## The request
Return each entry exactly, omitting nothing.

## Input for this task
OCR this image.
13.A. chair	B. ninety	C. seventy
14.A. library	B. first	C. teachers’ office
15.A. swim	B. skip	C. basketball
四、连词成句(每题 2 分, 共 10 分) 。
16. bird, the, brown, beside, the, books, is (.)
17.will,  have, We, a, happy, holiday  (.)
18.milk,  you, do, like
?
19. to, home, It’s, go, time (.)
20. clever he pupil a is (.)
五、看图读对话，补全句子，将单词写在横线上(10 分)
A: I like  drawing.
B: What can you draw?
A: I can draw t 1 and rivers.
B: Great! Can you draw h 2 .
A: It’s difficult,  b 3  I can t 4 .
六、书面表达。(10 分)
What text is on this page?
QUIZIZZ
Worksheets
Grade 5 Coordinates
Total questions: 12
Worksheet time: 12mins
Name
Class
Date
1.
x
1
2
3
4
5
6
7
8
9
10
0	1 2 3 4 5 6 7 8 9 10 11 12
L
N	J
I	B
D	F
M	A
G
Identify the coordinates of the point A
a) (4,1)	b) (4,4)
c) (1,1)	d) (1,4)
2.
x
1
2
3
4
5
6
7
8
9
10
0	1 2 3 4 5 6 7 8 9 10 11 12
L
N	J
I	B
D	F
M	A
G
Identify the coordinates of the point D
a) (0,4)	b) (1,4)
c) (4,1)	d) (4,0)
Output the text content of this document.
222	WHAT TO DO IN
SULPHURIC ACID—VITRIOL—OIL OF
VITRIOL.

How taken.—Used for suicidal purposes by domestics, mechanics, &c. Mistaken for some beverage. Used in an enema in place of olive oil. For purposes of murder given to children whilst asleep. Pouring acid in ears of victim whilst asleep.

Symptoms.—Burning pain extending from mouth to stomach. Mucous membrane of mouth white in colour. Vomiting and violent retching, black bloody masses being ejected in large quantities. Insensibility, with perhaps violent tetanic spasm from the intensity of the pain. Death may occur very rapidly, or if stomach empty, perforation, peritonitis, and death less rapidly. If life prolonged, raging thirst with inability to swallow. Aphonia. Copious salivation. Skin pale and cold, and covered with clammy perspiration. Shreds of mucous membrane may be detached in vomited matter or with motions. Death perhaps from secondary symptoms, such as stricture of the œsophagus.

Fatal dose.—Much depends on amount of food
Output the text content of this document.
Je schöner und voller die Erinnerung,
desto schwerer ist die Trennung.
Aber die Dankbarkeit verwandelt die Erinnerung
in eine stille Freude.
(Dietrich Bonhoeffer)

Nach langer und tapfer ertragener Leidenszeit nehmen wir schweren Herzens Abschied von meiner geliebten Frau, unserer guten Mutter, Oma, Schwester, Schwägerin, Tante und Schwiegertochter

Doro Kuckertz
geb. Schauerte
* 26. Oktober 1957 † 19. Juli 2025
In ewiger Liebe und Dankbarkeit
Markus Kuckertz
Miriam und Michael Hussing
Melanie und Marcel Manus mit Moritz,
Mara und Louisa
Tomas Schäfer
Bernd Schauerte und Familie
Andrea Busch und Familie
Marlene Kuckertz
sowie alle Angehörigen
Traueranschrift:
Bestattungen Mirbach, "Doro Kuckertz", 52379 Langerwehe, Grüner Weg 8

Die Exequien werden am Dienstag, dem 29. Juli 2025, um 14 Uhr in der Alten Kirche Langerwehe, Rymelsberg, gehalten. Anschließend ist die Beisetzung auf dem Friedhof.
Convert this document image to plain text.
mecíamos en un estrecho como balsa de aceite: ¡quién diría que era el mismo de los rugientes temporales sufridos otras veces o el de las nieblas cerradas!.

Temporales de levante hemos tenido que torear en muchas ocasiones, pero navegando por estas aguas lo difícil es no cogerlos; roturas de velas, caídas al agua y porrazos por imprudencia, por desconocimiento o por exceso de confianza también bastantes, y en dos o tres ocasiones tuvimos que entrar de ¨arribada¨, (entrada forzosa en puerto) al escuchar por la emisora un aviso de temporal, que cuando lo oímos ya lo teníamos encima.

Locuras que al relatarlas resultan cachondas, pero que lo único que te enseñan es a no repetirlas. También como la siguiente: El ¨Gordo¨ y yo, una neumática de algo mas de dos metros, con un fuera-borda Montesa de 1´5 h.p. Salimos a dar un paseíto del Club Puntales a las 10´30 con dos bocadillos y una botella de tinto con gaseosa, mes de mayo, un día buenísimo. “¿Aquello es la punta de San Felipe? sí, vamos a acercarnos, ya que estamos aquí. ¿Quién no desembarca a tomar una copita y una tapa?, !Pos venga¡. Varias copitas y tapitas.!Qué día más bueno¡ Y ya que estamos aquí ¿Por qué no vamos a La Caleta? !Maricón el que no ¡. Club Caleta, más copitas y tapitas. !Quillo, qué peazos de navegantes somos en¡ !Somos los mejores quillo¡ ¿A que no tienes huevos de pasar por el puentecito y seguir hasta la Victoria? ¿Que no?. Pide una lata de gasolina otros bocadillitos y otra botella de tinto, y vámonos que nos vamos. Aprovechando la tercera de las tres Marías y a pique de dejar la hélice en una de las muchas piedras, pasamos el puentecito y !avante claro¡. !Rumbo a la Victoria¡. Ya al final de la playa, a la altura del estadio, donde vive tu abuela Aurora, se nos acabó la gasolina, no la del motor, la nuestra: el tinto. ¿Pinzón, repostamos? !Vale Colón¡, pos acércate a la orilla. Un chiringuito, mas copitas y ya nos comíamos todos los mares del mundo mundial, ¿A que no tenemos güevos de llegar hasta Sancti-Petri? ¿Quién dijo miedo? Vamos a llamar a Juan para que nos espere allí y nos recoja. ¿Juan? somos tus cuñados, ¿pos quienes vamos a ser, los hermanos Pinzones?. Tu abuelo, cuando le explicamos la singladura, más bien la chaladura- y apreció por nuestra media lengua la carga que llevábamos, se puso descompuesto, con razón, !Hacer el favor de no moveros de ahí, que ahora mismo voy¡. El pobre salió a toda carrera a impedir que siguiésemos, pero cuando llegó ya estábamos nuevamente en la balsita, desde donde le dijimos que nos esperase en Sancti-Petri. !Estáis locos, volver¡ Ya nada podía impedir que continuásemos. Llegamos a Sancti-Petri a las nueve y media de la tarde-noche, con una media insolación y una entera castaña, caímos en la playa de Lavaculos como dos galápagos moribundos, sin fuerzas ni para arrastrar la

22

## Solution
OCR this image.
13.A. chair	B. ninety	C. seventy
14.A. library	B. first	C. teachers’ office
15.A. swim	B. skip	C. basketball
四、连词成句(每题 2 分, 共 10 分) 。
16. bird, the, brown, beside, the, books, is (.)
17.will,  have, We, a, happy, holiday  (.)
18.milk,  you, do, like
?
19. to, home, It’s, go, time (.)
20. clever he pupil a is (.)
五、看图读对话，补全句子，将单词写在横线上(10 分)
A: I like  drawing.
B: What can you draw?
A: I can draw t 1 and rivers.
B: Great! Can you draw h 2 .
A: It’s difficult,  b 3  I can t 4 .
六、书面表达。(10 分)
What text is on this page?
QUIZIZZ
Worksheets
Grade 5 Coordinates
Total questions: 12
Worksheet time: 12mins
Name
Class
Date
1.
x
1
2
3
4
5
6
7
8
9
10
0	1 2 3 4 5 6 7 8 9 10 11 12
L
N	J
I	B
D	F
M	A
G
Identify the coordinates of the point A
a) (4,1)	b) (4,4)
c) (1,1)	d) (1,4)
2.
x
1
2
3
4
5
6
7
8
9
10
0	1 2 3 4 5 6 7 8 9 10 11 12
L
N	J
I	B
D	F
M	A
G
Identify the coordinates of the point D
a) (0,4)	b) (1,4)
c) (4,1)	d) (4,0)
Output the text content of this document.
222	WHAT TO DO IN
SULPHURIC ACID—VITRIOL—OIL OF
VITRIOL.

How taken.—Used for suicidal purposes by domestics, mechanics, &c. Mistaken for some beverage. Used in an enema in place of olive oil. For purposes of murder given to children whilst asleep. Pouring acid in ears of victim whilst asleep.

Symptoms.—Burning pain extending from mouth to stomach. Mucous membrane of mouth white in colour. Vomiting and violent retching, black bloody masses being ejected in large quantities. Insensibility, with perhaps violent tetanic spasm from the intensity of the pain. Death may occur very rapidly, or if stomach empty, perforation, peritonitis, and death less rapidly. If life prolonged, raging thirst with inability to swallow. Aphonia. Copious salivation. Skin pale and cold, and covered with clammy perspiration. Shreds of mucous membrane may be detached in vomited matter or with motions. Death perhaps from secondary symptoms, such as stricture of the œsophagus.

Fatal dose.—Much depends on amount of food
Output the text content of this document.
Je schöner und voller die Erinnerung,
desto schwerer ist die Trennung.
Aber die Dankbarkeit verwandelt die Erinnerung
in eine stille Freude.
(Dietrich Bonhoeffer)

Nach langer und tapfer ertragener Leidenszeit nehmen wir schweren Herzens Abschied von meiner geliebten Frau, unserer guten Mutter, Oma, Schwester, Schwägerin, Tante und Schwiegertochter

Doro Kuckertz
geb. Schauerte
* 26. Oktober 1957 † 19. Juli 2025
In ewiger Liebe und Dankbarkeit
Markus Kuckertz
Miriam und Michael Hussing
Melanie und Marcel Manus mit Moritz,
Mara und Louisa
Tomas Schäfer
Bernd Schauerte und Familie
Andrea Busch und Familie
Marlene Kuckertz
sowie alle Angehörigen
Traueranschrift:
Bestattungen Mirbach, "Doro Kuckertz", 52379 Langerwehe, Grüner Weg 8

Die Exequien werden am Dienstag, dem 29. Juli 2025, um 14 Uhr in der Alten Kirche Langerwehe, Rymelsberg, gehalten. Anschließend ist die Beisetzung auf dem Friedhof.
Convert this document image to plain text.
mecíamos en un estrecho como balsa de aceite: ¡quién diría que era el mismo de los rugientes temporales sufridos otras veces o el de las nieblas cerradas!.

Temporales de levante hemos tenido que torear en muchas ocasiones, pero navegando por estas aguas lo difícil es no cogerlos; roturas de velas, caídas al agua y porrazos por imprudencia, por desconocimiento o por exceso de confianza también bastantes, y en dos o tres ocasiones tuvimos que entrar de ¨arribada¨, (entrada forzosa en puerto) al escuchar por la emisora un aviso de temporal, que cuando lo oímos ya lo teníamos encima.

Locuras que al relatarlas resultan cachondas, pero que lo único que te enseñan es a no repetirlas. También como la siguiente: El ¨Gordo¨ y yo, una neumática de algo mas de dos metros, con un fuera-borda Montesa de 1´5 h.p. Salimos a dar un paseíto del Club Puntales a las 10´30 con dos bocadillos y una botella de tinto con gaseosa, mes de mayo, un día buenísimo. “¿Aquello es la punta de San Felipe? sí, vamos a acercarnos, ya que estamos aquí. ¿Quién no desembarca a tomar una copita y una tapa?, !Pos venga¡. Varias copitas y tapitas.!Qué día más bueno¡ Y ya que estamos aquí ¿Por qué no vamos a La Caleta? !Maricón el que no ¡. Club Caleta, más copitas y tapitas. !Quillo, qué peazos de navegantes somos en¡ !Somos los mejores quillo¡ ¿A que no tienes huevos de pasar por el puentecito y seguir hasta la Victoria? ¿Que no?. Pide una lata de gasolina otros bocadillitos y otra botella de tinto, y vámonos que nos vamos. Aprovechando la tercera de las tres Marías y a pique de dejar la hélice en una de las muchas piedras, pasamos el puentecito y !avante claro¡. !Rumbo a la Victoria¡. Ya al final de la playa, a la altura del estadio, donde vive tu abuela Aurora, se nos acabó la gasolina, no la del motor, la nuestra: el tinto. ¿Pinzón, repostamos? !Vale Colón¡, pos acércate a la orilla. Un chiringuito, mas copitas y ya nos comíamos todos los mares del mundo mundial, ¿A que no tenemos güevos de llegar hasta Sancti-Petri? ¿Quién dijo miedo? Vamos a llamar a Juan para que nos espere allí y nos recoja. ¿Juan? somos tus cuñados, ¿pos quienes vamos a ser, los hermanos Pinzones?. Tu abuelo, cuando le explicamos la singladura, más bien la chaladura- y apreció por nuestra media lengua la carga que llevábamos, se puso descompuesto, con razón, !Hacer el favor de no moveros de ahí, que ahora mismo voy¡. El pobre salió a toda carrera a impedir que siguiésemos, pero cuando llegó ya estábamos nuevamente en la balsita, desde donde le dijimos que nos esperase en Sancti-Petri. !Estáis locos, volver¡ Ya nada podía impedir que continuásemos. Llegamos a Sancti-Petri a las nueve y media de la tarde-noche, con una media insolación y una entera castaña, caímos en la playa de Lavaculos como dos galápagos moribundos, sin fuerzas ni para arrastrar la

22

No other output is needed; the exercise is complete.